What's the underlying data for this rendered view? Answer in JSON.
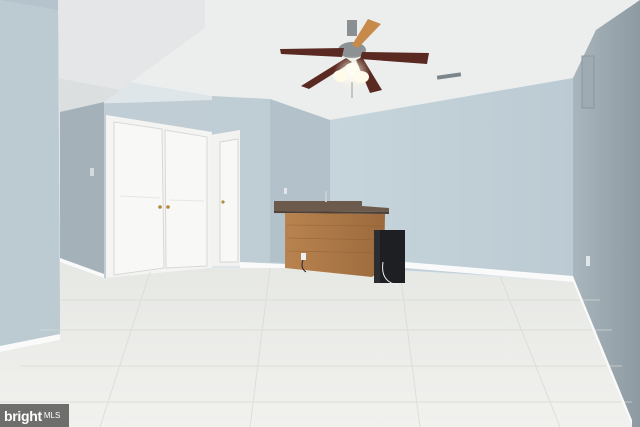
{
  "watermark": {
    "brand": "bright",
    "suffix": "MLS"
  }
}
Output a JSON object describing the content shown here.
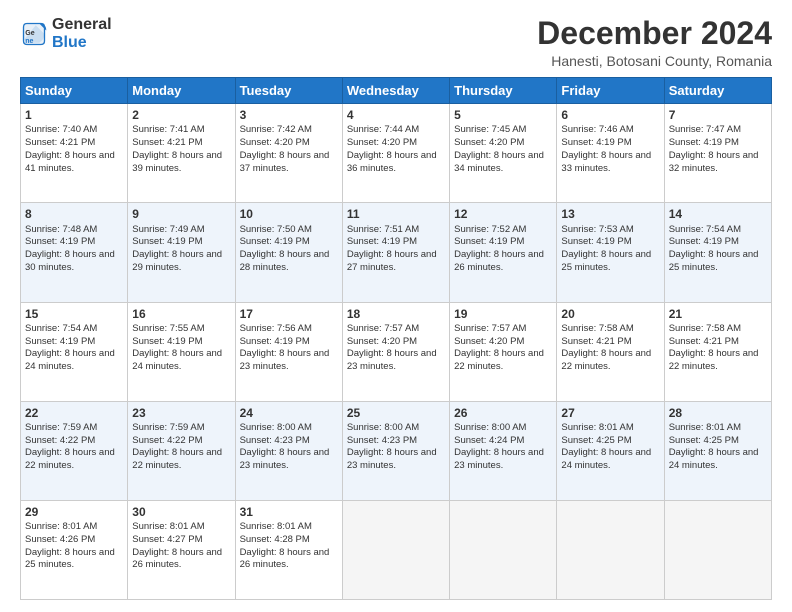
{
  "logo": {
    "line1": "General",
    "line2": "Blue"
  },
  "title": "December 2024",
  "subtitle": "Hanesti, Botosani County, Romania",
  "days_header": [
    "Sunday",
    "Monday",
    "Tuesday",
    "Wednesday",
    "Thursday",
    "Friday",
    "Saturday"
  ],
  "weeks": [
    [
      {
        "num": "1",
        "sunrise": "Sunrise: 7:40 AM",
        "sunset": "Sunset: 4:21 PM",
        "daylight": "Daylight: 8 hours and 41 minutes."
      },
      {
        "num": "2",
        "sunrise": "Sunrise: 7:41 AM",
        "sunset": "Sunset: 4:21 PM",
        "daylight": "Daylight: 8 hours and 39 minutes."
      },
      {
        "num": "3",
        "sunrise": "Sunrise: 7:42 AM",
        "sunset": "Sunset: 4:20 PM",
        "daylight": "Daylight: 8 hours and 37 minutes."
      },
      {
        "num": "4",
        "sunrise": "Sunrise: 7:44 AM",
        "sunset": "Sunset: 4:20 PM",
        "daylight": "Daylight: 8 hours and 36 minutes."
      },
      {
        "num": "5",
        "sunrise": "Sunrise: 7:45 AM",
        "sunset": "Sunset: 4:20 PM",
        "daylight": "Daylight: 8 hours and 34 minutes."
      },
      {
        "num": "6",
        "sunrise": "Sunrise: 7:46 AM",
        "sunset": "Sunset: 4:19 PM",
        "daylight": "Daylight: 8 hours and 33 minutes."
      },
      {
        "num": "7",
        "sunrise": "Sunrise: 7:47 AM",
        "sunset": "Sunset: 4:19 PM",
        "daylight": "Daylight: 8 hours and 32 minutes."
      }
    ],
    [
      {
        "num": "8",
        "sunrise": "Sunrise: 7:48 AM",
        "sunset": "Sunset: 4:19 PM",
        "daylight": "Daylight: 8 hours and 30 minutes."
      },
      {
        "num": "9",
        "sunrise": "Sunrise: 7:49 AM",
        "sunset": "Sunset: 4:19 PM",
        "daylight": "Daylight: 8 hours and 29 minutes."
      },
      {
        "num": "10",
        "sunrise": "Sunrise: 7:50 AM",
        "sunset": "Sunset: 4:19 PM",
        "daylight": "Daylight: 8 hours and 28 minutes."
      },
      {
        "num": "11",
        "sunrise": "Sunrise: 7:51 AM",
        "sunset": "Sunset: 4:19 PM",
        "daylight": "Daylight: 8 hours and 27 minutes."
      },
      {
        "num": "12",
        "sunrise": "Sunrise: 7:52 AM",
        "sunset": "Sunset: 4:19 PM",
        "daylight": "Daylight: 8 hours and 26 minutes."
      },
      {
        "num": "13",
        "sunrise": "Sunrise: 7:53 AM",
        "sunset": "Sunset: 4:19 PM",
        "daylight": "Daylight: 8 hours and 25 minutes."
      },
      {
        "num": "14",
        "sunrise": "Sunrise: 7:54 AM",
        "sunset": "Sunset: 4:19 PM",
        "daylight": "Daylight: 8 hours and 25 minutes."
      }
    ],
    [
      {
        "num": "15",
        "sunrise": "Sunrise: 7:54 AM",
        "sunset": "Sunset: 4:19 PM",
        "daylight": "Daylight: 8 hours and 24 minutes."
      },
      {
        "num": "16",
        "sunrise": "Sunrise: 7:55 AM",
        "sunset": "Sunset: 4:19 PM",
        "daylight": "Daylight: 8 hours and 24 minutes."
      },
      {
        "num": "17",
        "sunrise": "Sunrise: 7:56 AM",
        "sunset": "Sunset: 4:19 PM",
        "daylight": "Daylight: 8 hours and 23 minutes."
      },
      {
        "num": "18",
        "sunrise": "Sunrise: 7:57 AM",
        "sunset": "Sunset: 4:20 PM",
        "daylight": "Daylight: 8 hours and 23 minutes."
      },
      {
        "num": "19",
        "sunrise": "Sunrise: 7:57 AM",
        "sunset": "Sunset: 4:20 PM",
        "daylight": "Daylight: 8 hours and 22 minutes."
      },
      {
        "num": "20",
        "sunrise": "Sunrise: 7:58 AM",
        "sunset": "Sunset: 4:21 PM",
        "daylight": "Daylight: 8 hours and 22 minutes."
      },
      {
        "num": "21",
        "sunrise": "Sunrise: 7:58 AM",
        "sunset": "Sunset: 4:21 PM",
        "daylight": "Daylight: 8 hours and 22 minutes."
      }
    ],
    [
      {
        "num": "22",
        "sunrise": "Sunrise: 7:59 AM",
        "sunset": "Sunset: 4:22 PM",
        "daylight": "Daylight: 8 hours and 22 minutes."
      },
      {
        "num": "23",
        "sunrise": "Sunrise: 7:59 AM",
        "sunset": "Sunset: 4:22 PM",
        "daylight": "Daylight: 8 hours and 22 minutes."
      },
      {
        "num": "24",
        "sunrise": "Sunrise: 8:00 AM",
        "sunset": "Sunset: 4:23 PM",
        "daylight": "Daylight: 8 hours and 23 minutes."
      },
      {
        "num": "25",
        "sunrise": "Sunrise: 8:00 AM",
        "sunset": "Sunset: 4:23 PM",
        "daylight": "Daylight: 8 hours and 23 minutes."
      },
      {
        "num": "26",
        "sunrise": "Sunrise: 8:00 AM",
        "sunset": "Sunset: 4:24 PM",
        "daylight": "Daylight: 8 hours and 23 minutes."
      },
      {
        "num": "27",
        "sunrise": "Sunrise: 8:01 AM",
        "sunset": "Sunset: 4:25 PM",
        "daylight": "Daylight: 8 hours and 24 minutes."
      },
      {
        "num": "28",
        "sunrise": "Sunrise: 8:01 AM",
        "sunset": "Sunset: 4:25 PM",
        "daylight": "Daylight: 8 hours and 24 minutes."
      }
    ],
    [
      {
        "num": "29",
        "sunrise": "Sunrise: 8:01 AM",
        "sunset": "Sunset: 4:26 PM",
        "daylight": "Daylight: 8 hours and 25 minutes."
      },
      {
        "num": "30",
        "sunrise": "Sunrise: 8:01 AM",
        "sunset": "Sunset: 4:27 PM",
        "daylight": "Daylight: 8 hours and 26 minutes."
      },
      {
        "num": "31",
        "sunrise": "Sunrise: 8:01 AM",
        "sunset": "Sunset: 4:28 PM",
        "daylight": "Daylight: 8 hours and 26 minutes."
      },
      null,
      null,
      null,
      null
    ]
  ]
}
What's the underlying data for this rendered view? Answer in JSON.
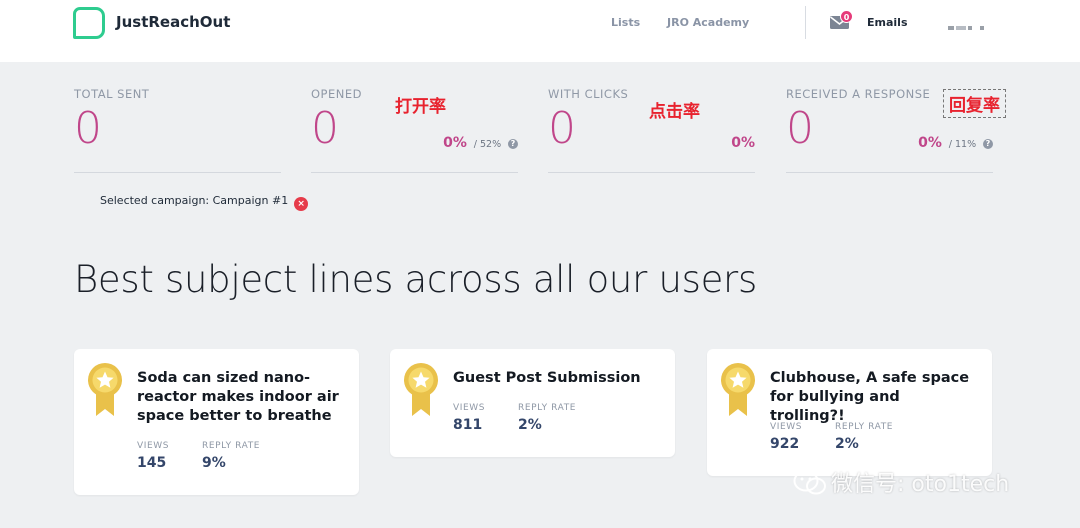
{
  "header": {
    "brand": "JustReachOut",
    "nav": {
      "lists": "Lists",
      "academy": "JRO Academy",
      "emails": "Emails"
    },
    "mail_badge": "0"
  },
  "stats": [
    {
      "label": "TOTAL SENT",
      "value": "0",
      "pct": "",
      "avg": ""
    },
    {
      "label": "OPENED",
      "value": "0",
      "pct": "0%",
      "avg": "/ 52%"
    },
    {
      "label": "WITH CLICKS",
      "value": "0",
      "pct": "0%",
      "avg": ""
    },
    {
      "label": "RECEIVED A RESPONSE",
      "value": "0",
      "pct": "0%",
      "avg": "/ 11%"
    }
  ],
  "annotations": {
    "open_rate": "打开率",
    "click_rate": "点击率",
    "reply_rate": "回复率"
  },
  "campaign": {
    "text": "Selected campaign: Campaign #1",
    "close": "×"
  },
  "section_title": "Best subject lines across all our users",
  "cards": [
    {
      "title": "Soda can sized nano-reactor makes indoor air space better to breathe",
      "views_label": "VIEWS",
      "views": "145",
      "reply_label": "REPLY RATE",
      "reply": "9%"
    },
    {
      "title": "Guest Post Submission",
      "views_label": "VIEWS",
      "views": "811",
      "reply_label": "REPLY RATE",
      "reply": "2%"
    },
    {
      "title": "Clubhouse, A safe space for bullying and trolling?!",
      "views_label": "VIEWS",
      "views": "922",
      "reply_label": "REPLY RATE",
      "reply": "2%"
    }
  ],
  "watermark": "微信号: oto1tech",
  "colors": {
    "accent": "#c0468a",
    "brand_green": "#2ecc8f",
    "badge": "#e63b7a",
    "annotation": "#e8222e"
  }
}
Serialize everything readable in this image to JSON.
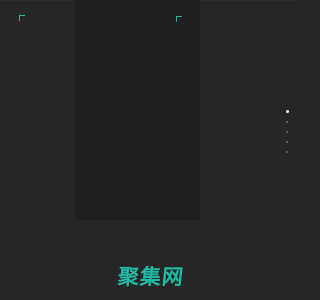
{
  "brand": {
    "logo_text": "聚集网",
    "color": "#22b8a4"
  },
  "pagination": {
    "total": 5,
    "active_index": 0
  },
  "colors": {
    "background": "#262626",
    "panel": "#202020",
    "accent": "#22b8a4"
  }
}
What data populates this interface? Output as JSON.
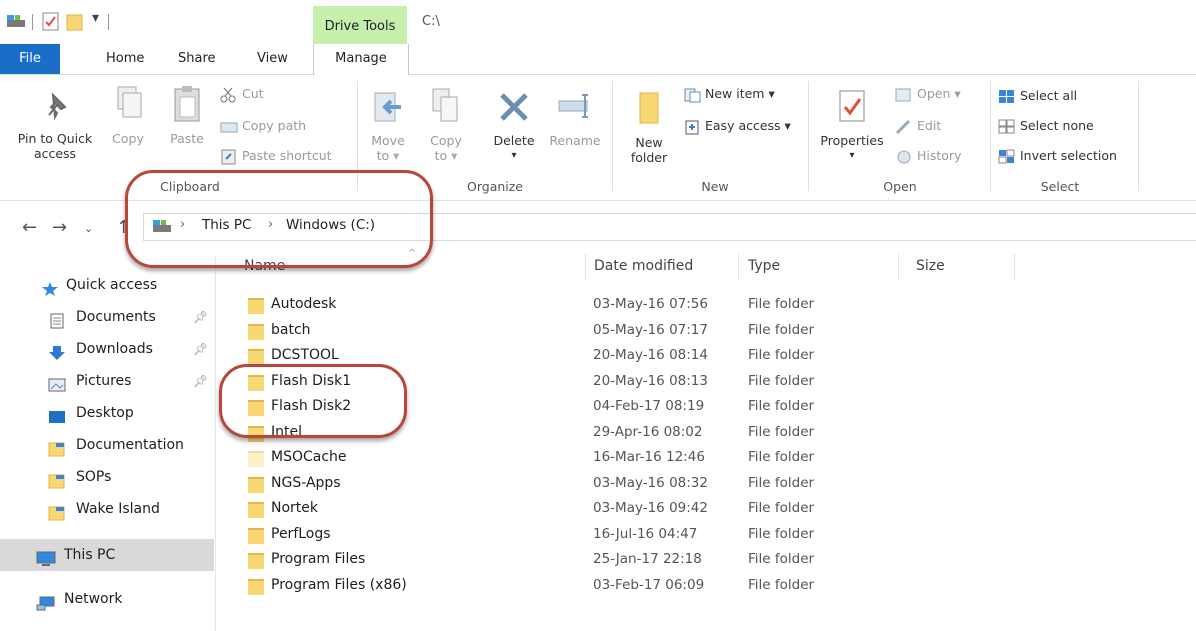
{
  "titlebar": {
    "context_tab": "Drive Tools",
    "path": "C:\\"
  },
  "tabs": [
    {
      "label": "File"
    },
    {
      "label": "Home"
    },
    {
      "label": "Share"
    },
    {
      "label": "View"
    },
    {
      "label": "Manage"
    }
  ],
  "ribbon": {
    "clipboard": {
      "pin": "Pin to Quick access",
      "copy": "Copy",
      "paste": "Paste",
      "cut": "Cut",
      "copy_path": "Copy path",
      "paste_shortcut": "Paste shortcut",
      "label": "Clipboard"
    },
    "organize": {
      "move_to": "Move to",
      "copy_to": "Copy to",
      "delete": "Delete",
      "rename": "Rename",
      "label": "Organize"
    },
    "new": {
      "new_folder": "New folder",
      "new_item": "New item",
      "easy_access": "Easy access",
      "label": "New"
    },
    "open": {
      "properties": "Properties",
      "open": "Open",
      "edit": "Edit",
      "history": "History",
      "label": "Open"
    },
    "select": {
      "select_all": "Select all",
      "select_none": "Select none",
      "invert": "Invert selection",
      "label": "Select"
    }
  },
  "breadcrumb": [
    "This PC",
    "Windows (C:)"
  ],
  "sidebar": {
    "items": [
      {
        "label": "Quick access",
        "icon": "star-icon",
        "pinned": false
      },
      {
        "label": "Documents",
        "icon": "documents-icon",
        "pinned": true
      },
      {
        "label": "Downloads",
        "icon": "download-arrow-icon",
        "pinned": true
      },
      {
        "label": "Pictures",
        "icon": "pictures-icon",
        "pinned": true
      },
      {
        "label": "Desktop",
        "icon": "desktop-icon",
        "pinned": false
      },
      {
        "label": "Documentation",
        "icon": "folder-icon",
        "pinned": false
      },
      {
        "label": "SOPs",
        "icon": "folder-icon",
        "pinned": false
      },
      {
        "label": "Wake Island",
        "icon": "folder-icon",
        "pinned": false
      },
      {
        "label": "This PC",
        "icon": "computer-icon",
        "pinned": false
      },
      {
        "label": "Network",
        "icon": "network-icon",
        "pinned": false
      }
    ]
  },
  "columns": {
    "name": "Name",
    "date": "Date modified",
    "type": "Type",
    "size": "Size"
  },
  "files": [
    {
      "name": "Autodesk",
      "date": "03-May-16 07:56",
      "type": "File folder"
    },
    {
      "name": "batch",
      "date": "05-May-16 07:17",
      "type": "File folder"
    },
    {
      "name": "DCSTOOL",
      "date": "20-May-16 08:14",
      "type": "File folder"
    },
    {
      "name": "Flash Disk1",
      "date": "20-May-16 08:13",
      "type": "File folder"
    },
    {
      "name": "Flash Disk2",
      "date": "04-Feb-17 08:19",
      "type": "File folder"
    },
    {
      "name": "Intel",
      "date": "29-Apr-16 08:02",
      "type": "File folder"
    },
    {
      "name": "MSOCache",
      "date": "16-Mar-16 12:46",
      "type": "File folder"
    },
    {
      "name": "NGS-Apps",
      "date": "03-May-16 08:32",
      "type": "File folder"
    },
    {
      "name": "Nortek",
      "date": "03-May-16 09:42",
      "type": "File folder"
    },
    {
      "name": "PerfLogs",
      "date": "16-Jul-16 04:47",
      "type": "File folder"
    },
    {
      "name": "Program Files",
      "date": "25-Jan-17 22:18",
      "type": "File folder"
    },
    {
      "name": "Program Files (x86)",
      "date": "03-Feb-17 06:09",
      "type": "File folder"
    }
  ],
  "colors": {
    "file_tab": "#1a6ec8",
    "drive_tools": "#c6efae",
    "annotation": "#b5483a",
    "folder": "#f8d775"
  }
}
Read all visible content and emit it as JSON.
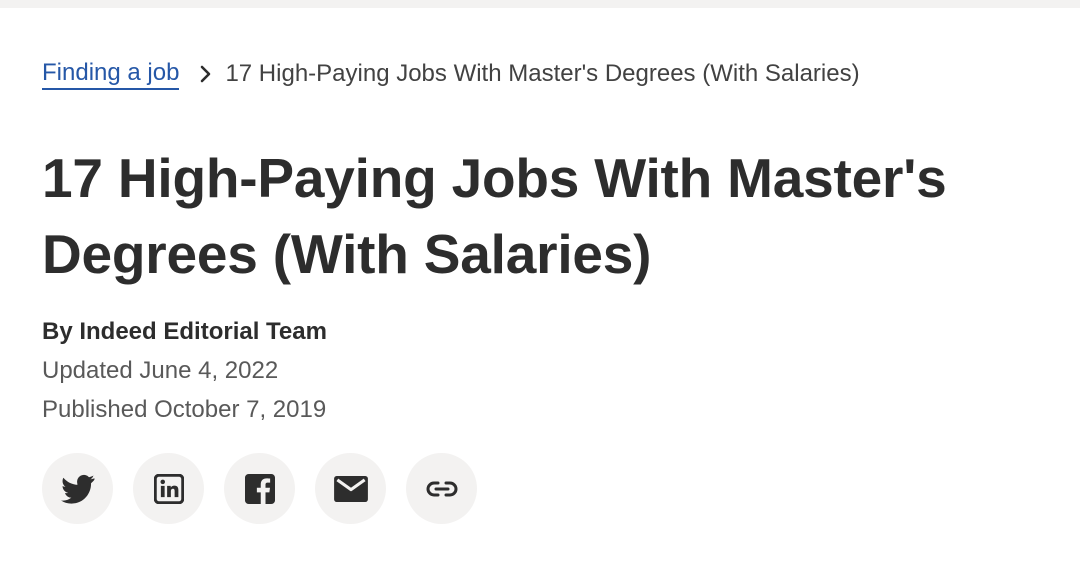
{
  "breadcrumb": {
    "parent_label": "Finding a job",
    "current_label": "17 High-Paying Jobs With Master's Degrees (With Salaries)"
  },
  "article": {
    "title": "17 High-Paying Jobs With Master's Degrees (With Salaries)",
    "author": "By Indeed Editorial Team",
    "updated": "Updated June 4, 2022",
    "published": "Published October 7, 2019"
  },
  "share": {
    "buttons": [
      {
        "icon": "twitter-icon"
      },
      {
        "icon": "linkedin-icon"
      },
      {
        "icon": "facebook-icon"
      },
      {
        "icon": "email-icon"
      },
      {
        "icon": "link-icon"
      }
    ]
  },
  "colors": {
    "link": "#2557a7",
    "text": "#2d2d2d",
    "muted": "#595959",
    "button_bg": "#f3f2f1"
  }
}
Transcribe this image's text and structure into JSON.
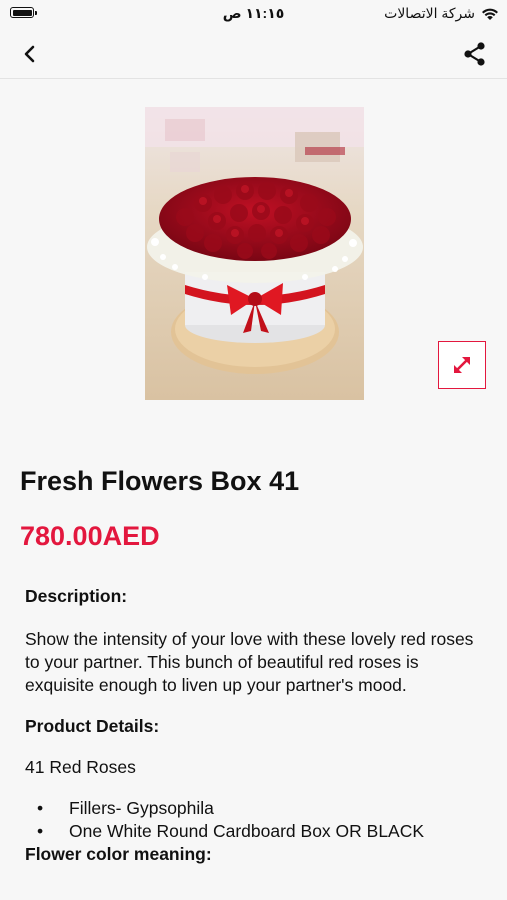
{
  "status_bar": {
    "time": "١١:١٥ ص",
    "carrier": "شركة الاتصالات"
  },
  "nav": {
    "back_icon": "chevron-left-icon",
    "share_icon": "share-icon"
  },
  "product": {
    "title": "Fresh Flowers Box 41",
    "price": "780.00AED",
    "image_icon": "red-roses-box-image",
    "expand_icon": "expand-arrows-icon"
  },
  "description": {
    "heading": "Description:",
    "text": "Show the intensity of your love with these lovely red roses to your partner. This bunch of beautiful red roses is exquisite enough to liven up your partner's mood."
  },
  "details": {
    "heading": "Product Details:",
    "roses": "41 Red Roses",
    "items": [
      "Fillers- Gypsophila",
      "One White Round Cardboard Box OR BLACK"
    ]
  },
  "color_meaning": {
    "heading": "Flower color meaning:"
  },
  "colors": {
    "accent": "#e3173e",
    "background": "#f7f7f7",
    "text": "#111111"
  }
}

==============================

* _TASK OBJECTIVE_: From the line containing "Transcribe this image's" down to the final line of the listing above, write out only those lines exactly as they are, minus the pictures.

* _THE OUTPUT_:
Transcribe this image's text and structure into JSON.
{
  "status_bar": {
    "time": "١١:١٥ ص",
    "carrier": "شركة الاتصالات"
  },
  "nav": {
    "back_icon": "chevron-left-icon",
    "share_icon": "share-icon"
  },
  "product": {
    "title": "Fresh Flowers Box 41",
    "price": "780.00AED",
    "image_icon": "red-roses-box-image",
    "expand_icon": "expand-arrows-icon"
  },
  "description": {
    "heading": "Description:",
    "text": "Show the intensity of your love with these lovely red roses to your partner. This bunch of beautiful red roses is exquisite enough to liven up your partner's mood."
  },
  "details": {
    "heading": "Product Details:",
    "roses": "41 Red Roses",
    "items": [
      "Fillers- Gypsophila",
      "One White Round Cardboard Box OR BLACK"
    ]
  },
  "color_meaning": {
    "heading": "Flower color meaning:"
  },
  "colors": {
    "accent": "#e3173e",
    "background": "#f7f7f7",
    "text": "#111111"
  }
}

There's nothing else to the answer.